◆ **Provided data**
+ + + + +

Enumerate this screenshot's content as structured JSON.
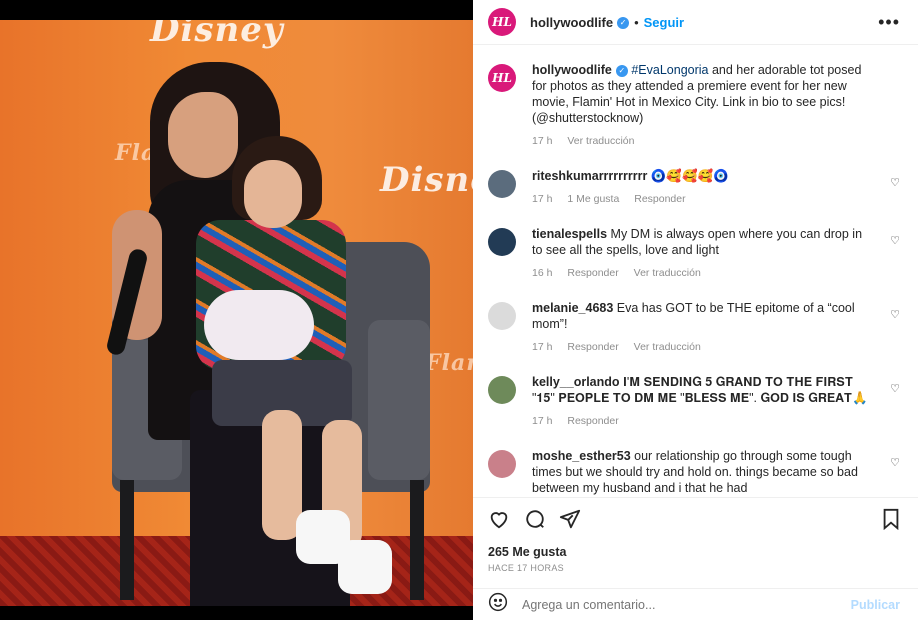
{
  "post": {
    "username": "hollywoodlife",
    "follow_label": "Seguir",
    "more_label": "•••",
    "logo_text": "HL",
    "backdrop_logos": [
      "Disney",
      "Disney",
      "Flamin'",
      "Flamin'"
    ]
  },
  "caption": {
    "username": "hollywoodlife",
    "mention": "#EvaLongoria",
    "text": " and her adorable tot posed for photos as they attended a premiere event for her new movie, Flamin' Hot in Mexico City. Link in bio to see pics! ",
    "credit": "(@shutterstocknow)",
    "time": "17 h",
    "translate": "Ver traducción"
  },
  "comments": [
    {
      "username": "riteshkumarrrrrrrrrr",
      "text": "🧿🥰🥰🥰🧿",
      "time": "17 h",
      "likes": "1 Me gusta",
      "reply": "Responder",
      "translate": "",
      "avatar_color": "#5b6c7d"
    },
    {
      "username": "tienalespells",
      "text": "My DM is always open where you can drop in to see all the spells, love and light",
      "time": "16 h",
      "likes": "",
      "reply": "Responder",
      "translate": "Ver traducción",
      "avatar_color": "#223b55"
    },
    {
      "username": "melanie_4683",
      "text": "Eva has GOT to be THE epitome of a “cool mom”!",
      "time": "17 h",
      "likes": "",
      "reply": "Responder",
      "translate": "Ver traducción",
      "avatar_color": "#dbdbdb"
    },
    {
      "username": "kelly__orlando",
      "text": "𝐈'𝐌 𝐒𝐄𝐍𝐃𝐈𝐍𝐆 𝟓 𝐆𝐑𝐀𝐍𝐃 𝐓𝐎 𝐓𝐇𝐄 𝐅𝐈𝐑𝐒𝐓 \"𝟏𝟓\" 𝐏𝐄𝐎𝐏𝐋𝐄 𝐓𝐎 𝐃𝐌 𝐌𝐄 \"𝐁𝐋𝐄𝐒𝐒 𝐌𝐄\". 𝐆𝐎𝐃 𝐈𝐒 𝐆𝐑𝐄𝐀𝐓🙏",
      "time": "17 h",
      "likes": "",
      "reply": "Responder",
      "translate": "",
      "avatar_color": "#6e8a5a"
    },
    {
      "username": "moshe_esther53",
      "text": "our relationship go through some tough times but we should try and hold on. things became so bad between my husband and i that he had",
      "time": "",
      "likes": "",
      "reply": "",
      "translate": "",
      "avatar_color": "#c9808a"
    }
  ],
  "footer": {
    "likes": "265 Me gusta",
    "ago": "HACE 17 HORAS",
    "comment_placeholder": "Agrega un comentario...",
    "publish_label": "Publicar"
  }
}
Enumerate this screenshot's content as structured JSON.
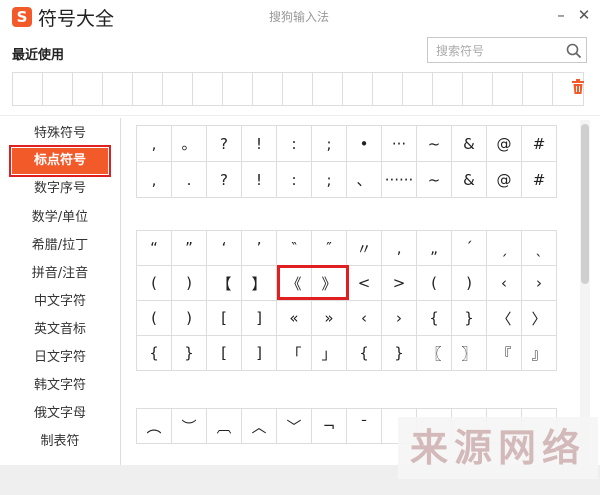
{
  "window": {
    "logo_letter": "S",
    "title": "符号大全",
    "ime_name": "搜狗输入法",
    "minimize_glyph": "–",
    "close_glyph": "✕"
  },
  "recent": {
    "label": "最近使用",
    "slots": 19
  },
  "search": {
    "placeholder": "搜索符号",
    "value": ""
  },
  "colors": {
    "accent": "#f25a2a",
    "highlight": "#e02020"
  },
  "sidebar": {
    "items": [
      {
        "label": "特殊符号",
        "active": false
      },
      {
        "label": "标点符号",
        "active": true
      },
      {
        "label": "数字序号",
        "active": false
      },
      {
        "label": "数学/单位",
        "active": false
      },
      {
        "label": "希腊/拉丁",
        "active": false
      },
      {
        "label": "拼音/注音",
        "active": false
      },
      {
        "label": "中文字符",
        "active": false
      },
      {
        "label": "英文音标",
        "active": false
      },
      {
        "label": "日文字符",
        "active": false
      },
      {
        "label": "韩文字符",
        "active": false
      },
      {
        "label": "俄文字母",
        "active": false
      },
      {
        "label": "制表符",
        "active": false
      }
    ]
  },
  "grid1": [
    ",",
    "。",
    "?",
    "!",
    ":",
    ";",
    "•",
    "···",
    "~",
    "&",
    "@",
    "#",
    ",",
    ".",
    "?",
    "!",
    ":",
    ";",
    "、",
    "······",
    "~",
    "&",
    "@",
    "#"
  ],
  "grid2": [
    "“",
    "”",
    "‘",
    "’",
    "‶",
    "″",
    "〃",
    "‚",
    "„",
    "ˊ",
    "ˏ",
    "ˎ",
    "(",
    ")",
    "【",
    "】",
    "《",
    "》",
    "<",
    ">",
    "(",
    ")",
    "‹",
    "›",
    "(",
    ")",
    "[",
    "]",
    "«",
    "»",
    "‹",
    "›",
    "{",
    "}",
    "〈",
    "〉",
    "{",
    "}",
    "[",
    "]",
    "「",
    "」",
    "{",
    "}",
    "〖",
    "〗",
    "『",
    "』"
  ],
  "grid3": [
    "︵",
    "︶",
    "︹",
    "︿",
    "﹀",
    "¬",
    "ˉ",
    "",
    "",
    "",
    "",
    ""
  ],
  "watermark": "来源网络"
}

+ + + + +

◆ **Goal**
Write the material out again exactly as it appears, dropping the pictures.

◆ **Response**
Enumerate this screenshot's content as structured JSON.
{
  "post": {
    "username": "hollywoodlife",
    "follow_label": "Seguir",
    "more_label": "•••",
    "logo_text": "HL",
    "backdrop_logos": [
      "Disney",
      "Disney",
      "Flamin'",
      "Flamin'"
    ]
  },
  "caption": {
    "username": "hollywoodlife",
    "mention": "#EvaLongoria",
    "text": " and her adorable tot posed for photos as they attended a premiere event for her new movie, Flamin' Hot in Mexico City. Link in bio to see pics! ",
    "credit": "(@shutterstocknow)",
    "time": "17 h",
    "translate": "Ver traducción"
  },
  "comments": [
    {
      "username": "riteshkumarrrrrrrrrr",
      "text": "🧿🥰🥰🥰🧿",
      "time": "17 h",
      "likes": "1 Me gusta",
      "reply": "Responder",
      "translate": "",
      "avatar_color": "#5b6c7d"
    },
    {
      "username": "tienalespells",
      "text": "My DM is always open where you can drop in to see all the spells, love and light",
      "time": "16 h",
      "likes": "",
      "reply": "Responder",
      "translate": "Ver traducción",
      "avatar_color": "#223b55"
    },
    {
      "username": "melanie_4683",
      "text": "Eva has GOT to be THE epitome of a “cool mom”!",
      "time": "17 h",
      "likes": "",
      "reply": "Responder",
      "translate": "Ver traducción",
      "avatar_color": "#dbdbdb"
    },
    {
      "username": "kelly__orlando",
      "text": "𝐈'𝐌 𝐒𝐄𝐍𝐃𝐈𝐍𝐆 𝟓 𝐆𝐑𝐀𝐍𝐃 𝐓𝐎 𝐓𝐇𝐄 𝐅𝐈𝐑𝐒𝐓 \"𝟏𝟓\" 𝐏𝐄𝐎𝐏𝐋𝐄 𝐓𝐎 𝐃𝐌 𝐌𝐄 \"𝐁𝐋𝐄𝐒𝐒 𝐌𝐄\". 𝐆𝐎𝐃 𝐈𝐒 𝐆𝐑𝐄𝐀𝐓🙏",
      "time": "17 h",
      "likes": "",
      "reply": "Responder",
      "translate": "",
      "avatar_color": "#6e8a5a"
    },
    {
      "username": "moshe_esther53",
      "text": "our relationship go through some tough times but we should try and hold on. things became so bad between my husband and i that he had",
      "time": "",
      "likes": "",
      "reply": "",
      "translate": "",
      "avatar_color": "#c9808a"
    }
  ],
  "footer": {
    "likes": "265 Me gusta",
    "ago": "HACE 17 HORAS",
    "comment_placeholder": "Agrega un comentario...",
    "publish_label": "Publicar"
  }
}
Enumerate this screenshot's content as structured JSON.
{
  "window": {
    "logo_letter": "S",
    "title": "符号大全",
    "ime_name": "搜狗输入法",
    "minimize_glyph": "–",
    "close_glyph": "✕"
  },
  "recent": {
    "label": "最近使用",
    "slots": 19
  },
  "search": {
    "placeholder": "搜索符号",
    "value": ""
  },
  "colors": {
    "accent": "#f25a2a",
    "highlight": "#e02020"
  },
  "sidebar": {
    "items": [
      {
        "label": "特殊符号",
        "active": false
      },
      {
        "label": "标点符号",
        "active": true
      },
      {
        "label": "数字序号",
        "active": false
      },
      {
        "label": "数学/单位",
        "active": false
      },
      {
        "label": "希腊/拉丁",
        "active": false
      },
      {
        "label": "拼音/注音",
        "active": false
      },
      {
        "label": "中文字符",
        "active": false
      },
      {
        "label": "英文音标",
        "active": false
      },
      {
        "label": "日文字符",
        "active": false
      },
      {
        "label": "韩文字符",
        "active": false
      },
      {
        "label": "俄文字母",
        "active": false
      },
      {
        "label": "制表符",
        "active": false
      }
    ]
  },
  "grid1": [
    ",",
    "。",
    "?",
    "!",
    ":",
    ";",
    "•",
    "···",
    "~",
    "&",
    "@",
    "#",
    ",",
    ".",
    "?",
    "!",
    ":",
    ";",
    "、",
    "······",
    "~",
    "&",
    "@",
    "#"
  ],
  "grid2": [
    "“",
    "”",
    "‘",
    "’",
    "‶",
    "″",
    "〃",
    "‚",
    "„",
    "ˊ",
    "ˏ",
    "ˎ",
    "(",
    ")",
    "【",
    "】",
    "《",
    "》",
    "<",
    ">",
    "(",
    ")",
    "‹",
    "›",
    "(",
    ")",
    "[",
    "]",
    "«",
    "»",
    "‹",
    "›",
    "{",
    "}",
    "〈",
    "〉",
    "{",
    "}",
    "[",
    "]",
    "「",
    "」",
    "{",
    "}",
    "〖",
    "〗",
    "『",
    "』"
  ],
  "grid3": [
    "︵",
    "︶",
    "︹",
    "︿",
    "﹀",
    "¬",
    "ˉ",
    "",
    "",
    "",
    "",
    ""
  ],
  "watermark": "来源网络"
}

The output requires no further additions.